Exercise goal: Each entry below is to be printed verbatim.

※

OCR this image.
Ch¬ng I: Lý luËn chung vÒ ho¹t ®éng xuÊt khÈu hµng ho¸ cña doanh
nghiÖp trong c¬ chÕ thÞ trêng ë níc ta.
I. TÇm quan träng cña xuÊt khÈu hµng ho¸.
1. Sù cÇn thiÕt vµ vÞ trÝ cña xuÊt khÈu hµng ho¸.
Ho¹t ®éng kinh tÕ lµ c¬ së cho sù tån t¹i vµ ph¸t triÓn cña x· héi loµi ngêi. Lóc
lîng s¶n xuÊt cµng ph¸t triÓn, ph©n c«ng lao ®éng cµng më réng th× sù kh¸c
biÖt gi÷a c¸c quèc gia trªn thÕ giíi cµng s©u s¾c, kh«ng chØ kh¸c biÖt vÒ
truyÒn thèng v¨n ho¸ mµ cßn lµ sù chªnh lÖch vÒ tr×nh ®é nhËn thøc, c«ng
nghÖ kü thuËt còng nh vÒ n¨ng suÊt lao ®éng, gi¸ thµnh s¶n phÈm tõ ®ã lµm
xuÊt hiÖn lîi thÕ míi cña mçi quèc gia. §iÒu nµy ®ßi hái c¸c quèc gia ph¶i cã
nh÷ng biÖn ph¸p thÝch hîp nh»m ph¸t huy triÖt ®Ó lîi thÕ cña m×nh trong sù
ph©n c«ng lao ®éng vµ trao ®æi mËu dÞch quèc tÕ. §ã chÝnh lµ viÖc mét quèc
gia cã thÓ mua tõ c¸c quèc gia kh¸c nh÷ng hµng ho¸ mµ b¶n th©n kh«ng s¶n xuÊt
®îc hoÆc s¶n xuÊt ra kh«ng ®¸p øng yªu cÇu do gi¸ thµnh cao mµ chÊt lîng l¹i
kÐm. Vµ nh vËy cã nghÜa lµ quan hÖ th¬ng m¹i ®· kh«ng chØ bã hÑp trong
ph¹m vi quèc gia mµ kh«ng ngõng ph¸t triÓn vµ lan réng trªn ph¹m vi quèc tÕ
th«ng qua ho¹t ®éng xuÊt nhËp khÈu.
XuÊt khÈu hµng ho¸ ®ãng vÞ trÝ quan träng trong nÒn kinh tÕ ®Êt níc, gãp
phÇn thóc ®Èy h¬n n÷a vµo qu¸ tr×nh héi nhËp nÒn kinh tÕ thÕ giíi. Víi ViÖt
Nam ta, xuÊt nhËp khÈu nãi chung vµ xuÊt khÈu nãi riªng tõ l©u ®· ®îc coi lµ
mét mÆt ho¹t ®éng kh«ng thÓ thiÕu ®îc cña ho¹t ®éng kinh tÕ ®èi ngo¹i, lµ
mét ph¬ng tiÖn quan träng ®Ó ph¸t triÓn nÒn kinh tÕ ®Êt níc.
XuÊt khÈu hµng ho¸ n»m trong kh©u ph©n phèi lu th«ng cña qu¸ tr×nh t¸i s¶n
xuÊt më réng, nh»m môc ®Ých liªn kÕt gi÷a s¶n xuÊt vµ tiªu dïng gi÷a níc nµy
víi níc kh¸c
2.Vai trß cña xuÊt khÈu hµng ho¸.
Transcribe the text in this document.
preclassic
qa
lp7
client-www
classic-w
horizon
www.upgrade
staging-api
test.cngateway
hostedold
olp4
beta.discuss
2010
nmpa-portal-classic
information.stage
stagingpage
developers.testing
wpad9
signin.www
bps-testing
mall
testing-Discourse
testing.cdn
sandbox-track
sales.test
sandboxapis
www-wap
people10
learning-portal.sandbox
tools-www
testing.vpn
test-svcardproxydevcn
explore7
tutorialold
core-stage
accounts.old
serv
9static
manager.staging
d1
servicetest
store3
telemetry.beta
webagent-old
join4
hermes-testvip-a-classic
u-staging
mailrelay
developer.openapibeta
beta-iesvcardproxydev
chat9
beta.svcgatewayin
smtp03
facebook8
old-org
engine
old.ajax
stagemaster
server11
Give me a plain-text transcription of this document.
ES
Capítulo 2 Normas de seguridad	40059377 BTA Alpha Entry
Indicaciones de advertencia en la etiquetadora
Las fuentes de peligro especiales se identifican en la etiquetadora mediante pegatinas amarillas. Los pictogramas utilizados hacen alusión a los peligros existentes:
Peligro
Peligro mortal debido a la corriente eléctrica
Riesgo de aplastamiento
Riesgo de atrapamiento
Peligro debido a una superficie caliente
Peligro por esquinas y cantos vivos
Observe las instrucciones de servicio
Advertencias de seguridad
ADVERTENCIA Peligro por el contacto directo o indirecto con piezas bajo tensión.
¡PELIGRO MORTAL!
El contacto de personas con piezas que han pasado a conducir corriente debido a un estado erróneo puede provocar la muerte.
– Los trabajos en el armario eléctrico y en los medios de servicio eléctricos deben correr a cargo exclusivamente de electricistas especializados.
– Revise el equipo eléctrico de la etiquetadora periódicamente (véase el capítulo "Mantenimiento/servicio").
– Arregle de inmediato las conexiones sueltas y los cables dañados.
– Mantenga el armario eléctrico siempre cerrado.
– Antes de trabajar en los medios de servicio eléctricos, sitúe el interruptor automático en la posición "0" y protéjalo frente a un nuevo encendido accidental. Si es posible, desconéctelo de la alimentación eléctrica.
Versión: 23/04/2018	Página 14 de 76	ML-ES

※

The answer:
OCR this image.
Ch¬ng I: Lý luËn chung vÒ ho¹t ®éng xuÊt khÈu hµng ho¸ cña doanh
nghiÖp trong c¬ chÕ thÞ trêng ë níc ta.
I. TÇm quan träng cña xuÊt khÈu hµng ho¸.
1. Sù cÇn thiÕt vµ vÞ trÝ cña xuÊt khÈu hµng ho¸.
Ho¹t ®éng kinh tÕ lµ c¬ së cho sù tån t¹i vµ ph¸t triÓn cña x· héi loµi ngêi. Lóc
lîng s¶n xuÊt cµng ph¸t triÓn, ph©n c«ng lao ®éng cµng më réng th× sù kh¸c
biÖt gi÷a c¸c quèc gia trªn thÕ giíi cµng s©u s¾c, kh«ng chØ kh¸c biÖt vÒ
truyÒn thèng v¨n ho¸ mµ cßn lµ sù chªnh lÖch vÒ tr×nh ®é nhËn thøc, c«ng
nghÖ kü thuËt còng nh vÒ n¨ng suÊt lao ®éng, gi¸ thµnh s¶n phÈm tõ ®ã lµm
xuÊt hiÖn lîi thÕ míi cña mçi quèc gia. §iÒu nµy ®ßi hái c¸c quèc gia ph¶i cã
nh÷ng biÖn ph¸p thÝch hîp nh»m ph¸t huy triÖt ®Ó lîi thÕ cña m×nh trong sù
ph©n c«ng lao ®éng vµ trao ®æi mËu dÞch quèc tÕ. §ã chÝnh lµ viÖc mét quèc
gia cã thÓ mua tõ c¸c quèc gia kh¸c nh÷ng hµng ho¸ mµ b¶n th©n kh«ng s¶n xuÊt
®îc hoÆc s¶n xuÊt ra kh«ng ®¸p øng yªu cÇu do gi¸ thµnh cao mµ chÊt lîng l¹i
kÐm. Vµ nh vËy cã nghÜa lµ quan hÖ th¬ng m¹i ®· kh«ng chØ bã hÑp trong
ph¹m vi quèc gia mµ kh«ng ngõng ph¸t triÓn vµ lan réng trªn ph¹m vi quèc tÕ
th«ng qua ho¹t ®éng xuÊt nhËp khÈu.
XuÊt khÈu hµng ho¸ ®ãng vÞ trÝ quan träng trong nÒn kinh tÕ ®Êt níc, gãp
phÇn thóc ®Èy h¬n n÷a vµo qu¸ tr×nh héi nhËp nÒn kinh tÕ thÕ giíi. Víi ViÖt
Nam ta, xuÊt nhËp khÈu nãi chung vµ xuÊt khÈu nãi riªng tõ l©u ®· ®îc coi lµ
mét mÆt ho¹t ®éng kh«ng thÓ thiÕu ®îc cña ho¹t ®éng kinh tÕ ®èi ngo¹i, lµ
mét ph¬ng tiÖn quan träng ®Ó ph¸t triÓn nÒn kinh tÕ ®Êt níc.
XuÊt khÈu hµng ho¸ n»m trong kh©u ph©n phèi lu th«ng cña qu¸ tr×nh t¸i s¶n
xuÊt më réng, nh»m môc ®Ých liªn kÕt gi÷a s¶n xuÊt vµ tiªu dïng gi÷a níc nµy
víi níc kh¸c
2.Vai trß cña xuÊt khÈu hµng ho¸.
Transcribe the text in this document.
preclassic
qa
lp7
client-www
classic-w
horizon
www.upgrade
staging-api
test.cngateway
hostedold
olp4
beta.discuss
2010
nmpa-portal-classic
information.stage
stagingpage
developers.testing
wpad9
signin.www
bps-testing
mall
testing-Discourse
testing.cdn
sandbox-track
sales.test
sandboxapis
www-wap
people10
learning-portal.sandbox
tools-www
testing.vpn
test-svcardproxydevcn
explore7
tutorialold
core-stage
accounts.old
serv
9static
manager.staging
d1
servicetest
store3
telemetry.beta
webagent-old
join4
hermes-testvip-a-classic
u-staging
mailrelay
developer.openapibeta
beta-iesvcardproxydev
chat9
beta.svcgatewayin
smtp03
facebook8
old-org
engine
old.ajax
stagemaster
server11
Give me a plain-text transcription of this document.
ES
Capítulo 2 Normas de seguridad	40059377 BTA Alpha Entry
Indicaciones de advertencia en la etiquetadora
Las fuentes de peligro especiales se identifican en la etiquetadora mediante pegatinas amarillas. Los pictogramas utilizados hacen alusión a los peligros existentes:
Peligro
Peligro mortal debido a la corriente eléctrica
Riesgo de aplastamiento
Riesgo de atrapamiento
Peligro debido a una superficie caliente
Peligro por esquinas y cantos vivos
Observe las instrucciones de servicio
Advertencias de seguridad
ADVERTENCIA Peligro por el contacto directo o indirecto con piezas bajo tensión.
¡PELIGRO MORTAL!
El contacto de personas con piezas que han pasado a conducir corriente debido a un estado erróneo puede provocar la muerte.
– Los trabajos en el armario eléctrico y en los medios de servicio eléctricos deben correr a cargo exclusivamente de electricistas especializados.
– Revise el equipo eléctrico de la etiquetadora periódicamente (véase el capítulo "Mantenimiento/servicio").
– Arregle de inmediato las conexiones sueltas y los cables dañados.
– Mantenga el armario eléctrico siempre cerrado.
– Antes de trabajar en los medios de servicio eléctricos, sitúe el interruptor automático en la posición "0" y protéjalo frente a un nuevo encendido accidental. Si es posible, desconéctelo de la alimentación eléctrica.
Versión: 23/04/2018	Página 14 de 76	ML-ES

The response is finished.